* [Required work] Please state how many lines in the records contain the string "label", with no words besides the number.

* [Records provided]

○ ○ ○

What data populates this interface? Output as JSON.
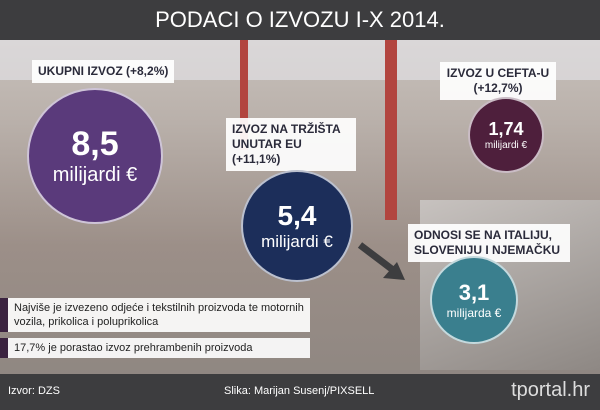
{
  "header": {
    "title": "PODACI O IZVOZU I-X 2014."
  },
  "items": [
    {
      "label": "UKUPNI IZVOZ (+8,2%)",
      "value": "8,5",
      "unit": "milijardi €"
    },
    {
      "label": "IZVOZ NA TRŽIŠTA UNUTAR EU (+11,1%)",
      "value": "5,4",
      "unit": "milijardi €"
    },
    {
      "label": "IZVOZ U CEFTA-U (+12,7%)",
      "value": "1,74",
      "unit": "milijardi €"
    },
    {
      "label": "ODNOSI SE NA ITALIJU, SLOVENIJU I NJEMAČKU",
      "value": "3,1",
      "unit": "milijarda €"
    }
  ],
  "notes": [
    "Najviše je izvezeno odjeće i tekstilnih proizvoda te motornih vozila, prikolica i poluprikolica",
    "17,7% je porastao izvoz prehrambenih proizvoda"
  ],
  "footer": {
    "source": "Izvor: DZS",
    "photo": "Slika: Marijan Susenj/PIXSELL",
    "logo": "tportal.hr"
  }
}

○ ○ ○

* [Complete output] 4